• **To do**: Write the next few paragraphs of the opinion piece on marijuana prohibition and Mexico's drug cartels, picking up right after its last sentence.

[start Excerpted passage]

But lately I've heard an argument so persuasive it has made even me a Legalize It diarist. The criminalization of the possession and cultivation of marijuana is part of a grave and urgent threat to America's national security.
Let's go south of the border.
By now, anyone paying attention to Mexico has heard about the Joint Forces Command report released Nov. 25, warning that the growing power of the country's drug cartels.
The danger the cartels pose to Mexican stability stems less from their wealth or firepower, which has turned once placid border cities like Juarez and Nuevo Laredo into free-fire zones, but their insidious corruption of the country's law enforcement, judiciary and politics.
Mexico may be, as the report describes in the direst of terms, on the verge of a "rapid and sudden collapse." The only other state granted the report's award of Country Least Likely to Succeed: Pakistan.
"The Mexican possibility may seem less likely, but the government, its politicians, police and judicial infrastructure are all under sustained assault and pressure by criminal gangs and drug cartels. How that internal conflict turns out over the next several years will have a major impact on the stability of the Mexican state."
Outgoing CIA chief Michael Hayden told reporters earlier this month that Mexico could rival Iran as a looming security concern to the Obama illustration, eclipsing even fractious Iraq.
While we tend to think of the Mexican drug business as predominately based on the transshipment of cocaine, marijuana (and, recently, methamphetamine) comprises a significant portion of the cartels' income stream. A March 2008 study by the Department of State cited Mexico as the largest supplier of imported marijuana in the U.S.
But the highest walls will not stop the cartels' influence on the weed trade in el Norte. The State report, along with studies by the Department of Justice and the Congressional Research Service, note the ramping-up of U.S. production on public lands by cartel-controlled operators. Such operations are expanding from their traditional grounds in California into the Pacific Northwest and Eastern U.S. While cocaine and meth offer high return-for-risk, marijuana continues to be, as one law enforcement source told me, "the cartels' bread and butter."

[end Excerpted passage]
[start Supplied information]

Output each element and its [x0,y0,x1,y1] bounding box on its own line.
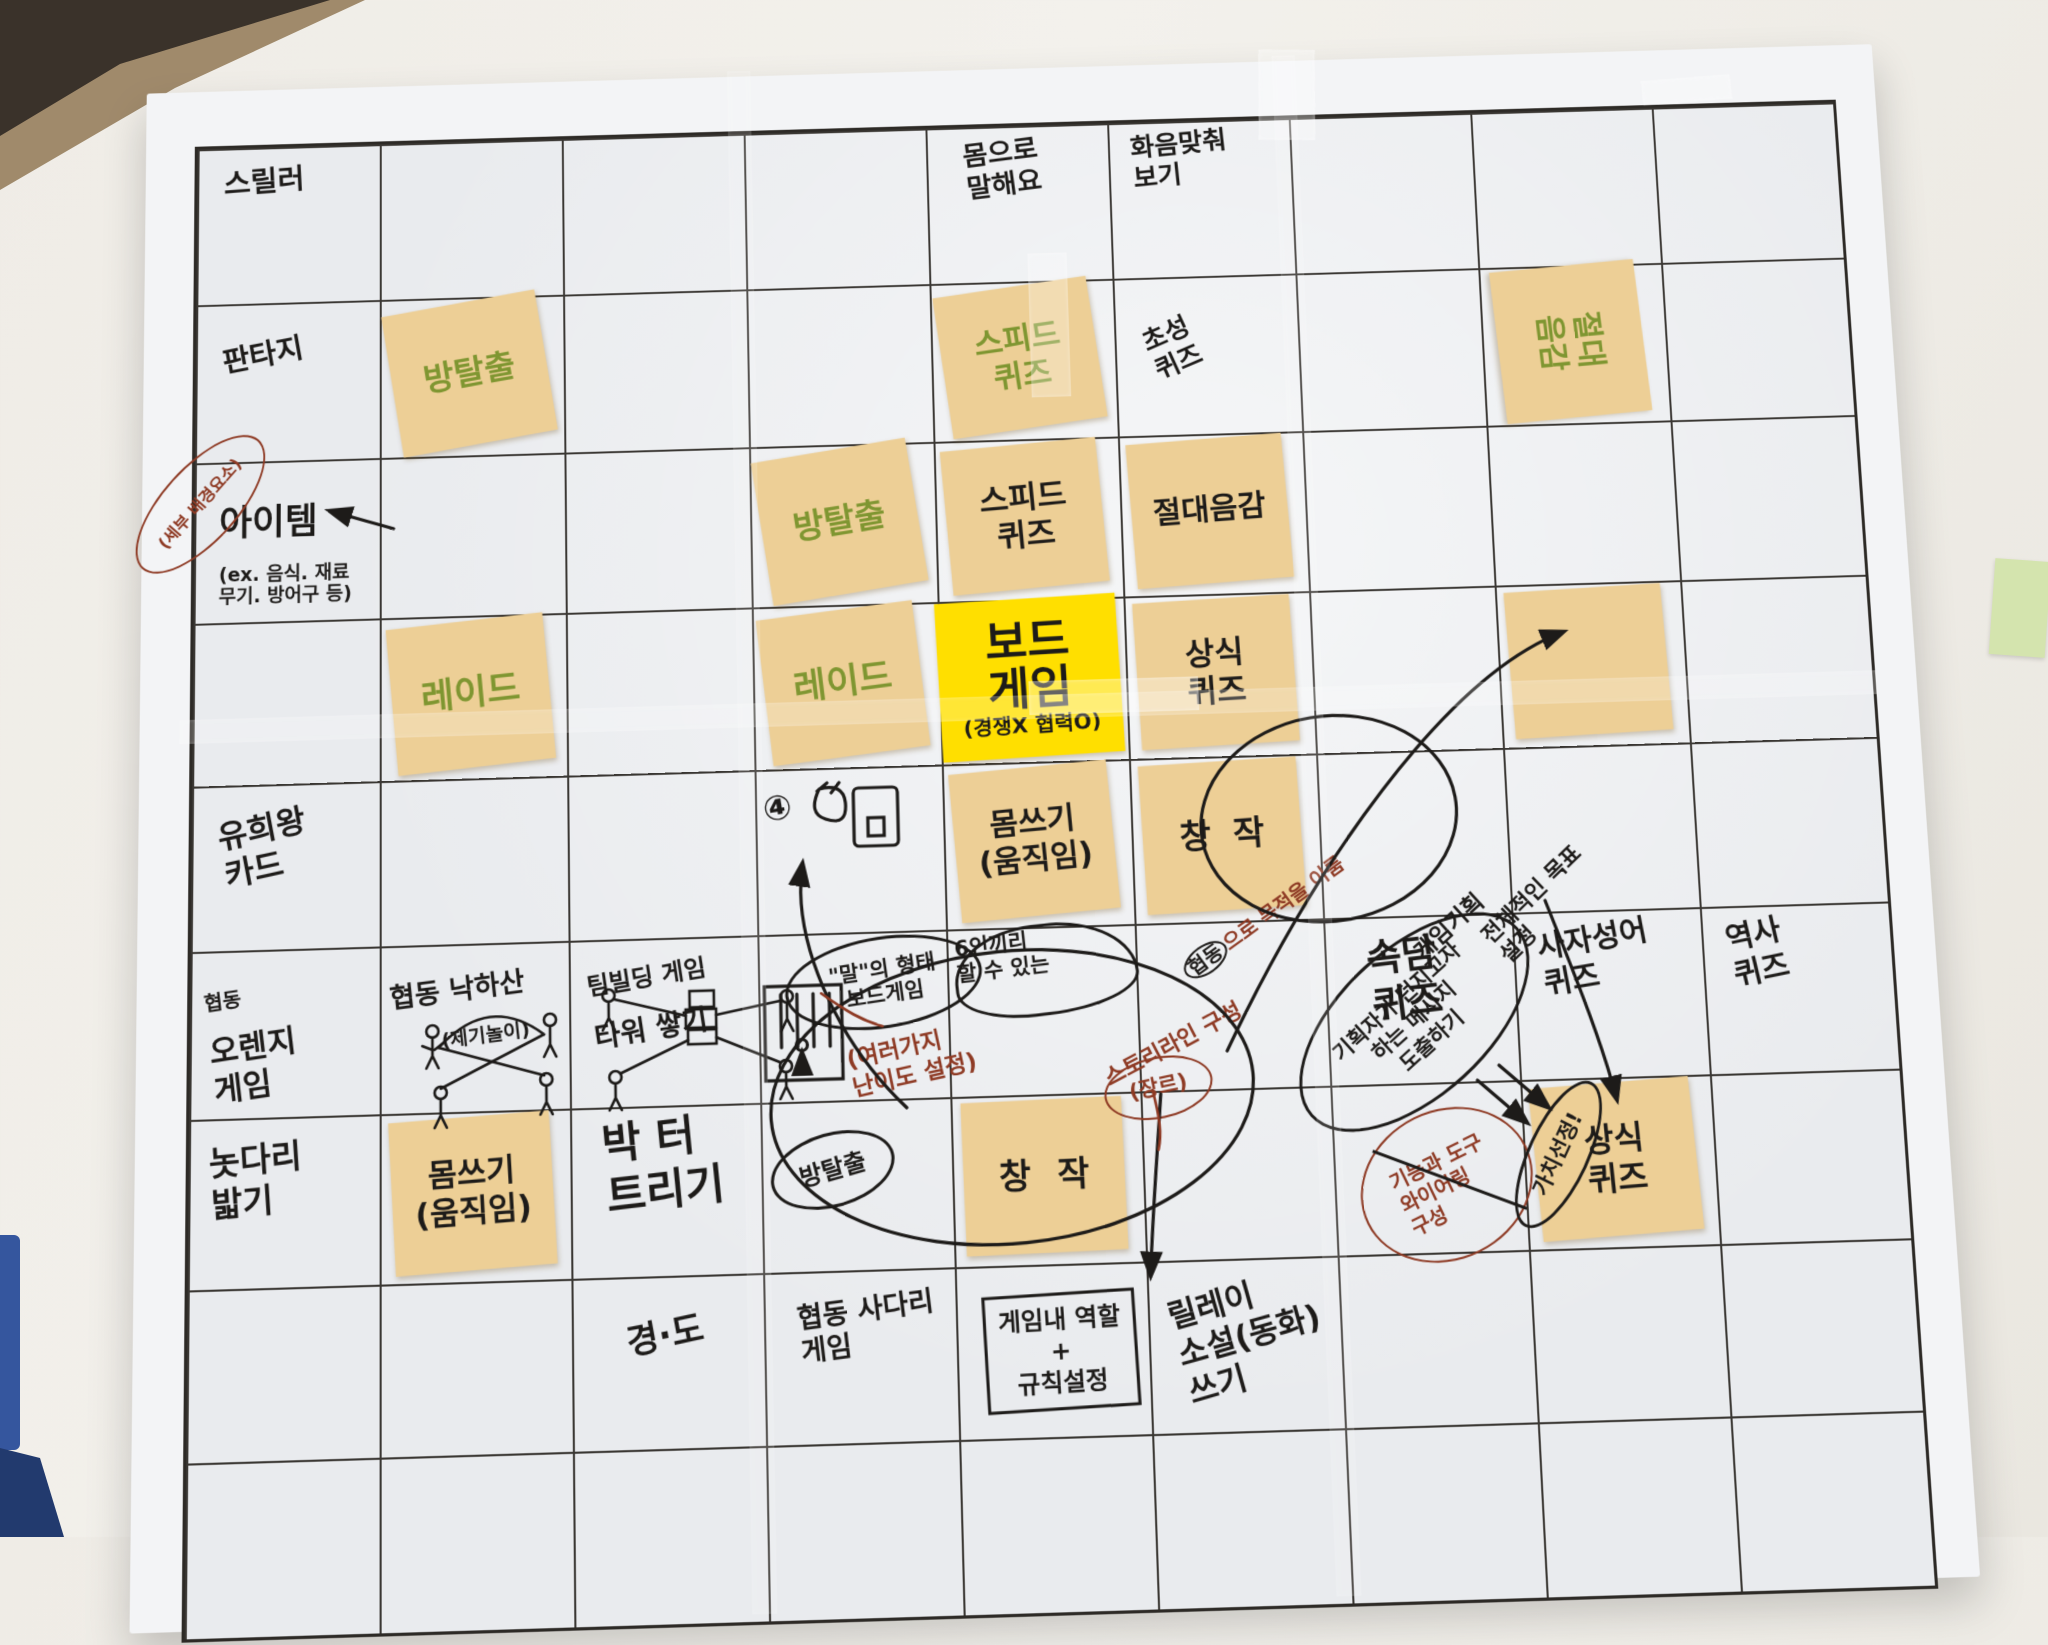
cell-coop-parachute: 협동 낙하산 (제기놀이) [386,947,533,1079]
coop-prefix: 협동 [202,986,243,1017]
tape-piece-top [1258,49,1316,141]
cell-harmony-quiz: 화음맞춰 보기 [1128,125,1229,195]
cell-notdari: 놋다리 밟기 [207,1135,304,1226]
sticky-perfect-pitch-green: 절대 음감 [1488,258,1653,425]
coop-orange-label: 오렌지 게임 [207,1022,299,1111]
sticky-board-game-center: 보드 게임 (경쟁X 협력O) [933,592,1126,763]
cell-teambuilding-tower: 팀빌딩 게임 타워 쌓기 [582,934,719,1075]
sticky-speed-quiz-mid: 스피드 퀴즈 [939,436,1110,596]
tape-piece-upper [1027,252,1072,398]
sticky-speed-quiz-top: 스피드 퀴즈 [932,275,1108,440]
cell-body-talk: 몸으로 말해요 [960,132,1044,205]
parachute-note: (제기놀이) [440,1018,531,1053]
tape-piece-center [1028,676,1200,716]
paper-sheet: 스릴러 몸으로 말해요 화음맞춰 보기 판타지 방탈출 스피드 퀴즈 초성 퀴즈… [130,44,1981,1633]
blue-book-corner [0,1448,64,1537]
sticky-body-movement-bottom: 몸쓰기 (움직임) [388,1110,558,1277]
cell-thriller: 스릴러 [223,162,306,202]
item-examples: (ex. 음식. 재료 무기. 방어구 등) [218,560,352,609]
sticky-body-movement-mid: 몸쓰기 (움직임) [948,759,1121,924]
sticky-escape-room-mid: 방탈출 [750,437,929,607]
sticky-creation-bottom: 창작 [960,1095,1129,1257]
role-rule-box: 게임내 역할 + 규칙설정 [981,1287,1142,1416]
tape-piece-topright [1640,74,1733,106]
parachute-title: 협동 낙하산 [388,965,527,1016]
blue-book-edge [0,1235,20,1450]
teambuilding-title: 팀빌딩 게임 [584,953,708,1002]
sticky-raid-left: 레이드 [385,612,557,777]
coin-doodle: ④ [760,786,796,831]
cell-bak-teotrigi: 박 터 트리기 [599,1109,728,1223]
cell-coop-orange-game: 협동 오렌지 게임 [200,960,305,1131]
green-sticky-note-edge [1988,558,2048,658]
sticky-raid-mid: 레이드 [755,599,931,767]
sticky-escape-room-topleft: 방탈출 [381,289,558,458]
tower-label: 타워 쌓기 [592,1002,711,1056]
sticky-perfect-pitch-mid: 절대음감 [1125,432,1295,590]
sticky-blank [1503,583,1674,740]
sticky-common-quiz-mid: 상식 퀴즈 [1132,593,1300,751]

[end Supplied information]

• **Solved exercise**:
Legalizing marijuana would not end the power of the cartels, but it would quickly choke off a major source of their funding, slowing their ability to corrupt the legal apparatus of the Mexican government. And ameliorating a threat to America's security as great as Iran or Pakistan would certainly lighten the load on a new president already burdened by a second Great Depression and a government of his own riddled with the remnants of past corruption.
Living with the status quo is not an option. Because, if the Joint Forces report is to be believed, the status quo could well lead to a failed state just across a shallow river from our country.
If the Lou Dobbses of the world truly want to make our borders more secure, they should be in the vanguard of the legalization movement.
Update: A moment's googling to respond to a comment by soros yielded a stat I'd been hoping to find when writing this:
Marijuana is cartels' best moneymaker
Walters said the U.S. government is seeking additional resources to prosecute traffickers of marijuana, which now earns cartels about $8.5 billion or about 61 percent of their annual estimated income of $13.8 billion. Cocaine sales earn the cartels about $3.9 billion, and methamphetamine about $1 billion, he said.
"While the criminal organizations that are a threat to both of our countries make a lot of money off of heroin and cocaine and methamphetamine, the vast majority of their money to buy guns, bribe, corrupt and destroy lives is from marijuana," said Walters, head of the White House Office of National Drug Control Policy.
Take with as much salt as you like, but I imagine the percentages aren't that far off.
sources:
http://news.yahoo.com/...
http://www.thestate.com/...
http://74.125.47.132/...
http://www.state.gov/...
http://www.usdoj.gov/...
http://www.chron.com/...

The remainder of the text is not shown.